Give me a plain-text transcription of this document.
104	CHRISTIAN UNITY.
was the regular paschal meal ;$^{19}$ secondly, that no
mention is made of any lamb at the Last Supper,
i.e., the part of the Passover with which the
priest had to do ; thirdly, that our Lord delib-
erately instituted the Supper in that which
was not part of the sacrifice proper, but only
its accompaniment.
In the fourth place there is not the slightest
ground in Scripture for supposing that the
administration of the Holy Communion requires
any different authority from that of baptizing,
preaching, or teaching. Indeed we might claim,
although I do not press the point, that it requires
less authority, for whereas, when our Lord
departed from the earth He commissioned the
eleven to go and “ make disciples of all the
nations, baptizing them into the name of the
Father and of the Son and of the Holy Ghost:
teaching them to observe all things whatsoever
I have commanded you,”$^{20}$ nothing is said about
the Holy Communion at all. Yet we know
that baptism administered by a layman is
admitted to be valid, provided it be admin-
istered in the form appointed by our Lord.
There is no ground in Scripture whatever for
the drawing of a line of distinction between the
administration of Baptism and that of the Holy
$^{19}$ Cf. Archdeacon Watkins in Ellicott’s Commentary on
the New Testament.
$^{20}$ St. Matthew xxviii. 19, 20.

Aim of the task >>
Only lines that contain the word "from" are wanted; copy each of them.

Completed exercise >>
any different authority from that of baptizing,
departed from the earth He commissioned the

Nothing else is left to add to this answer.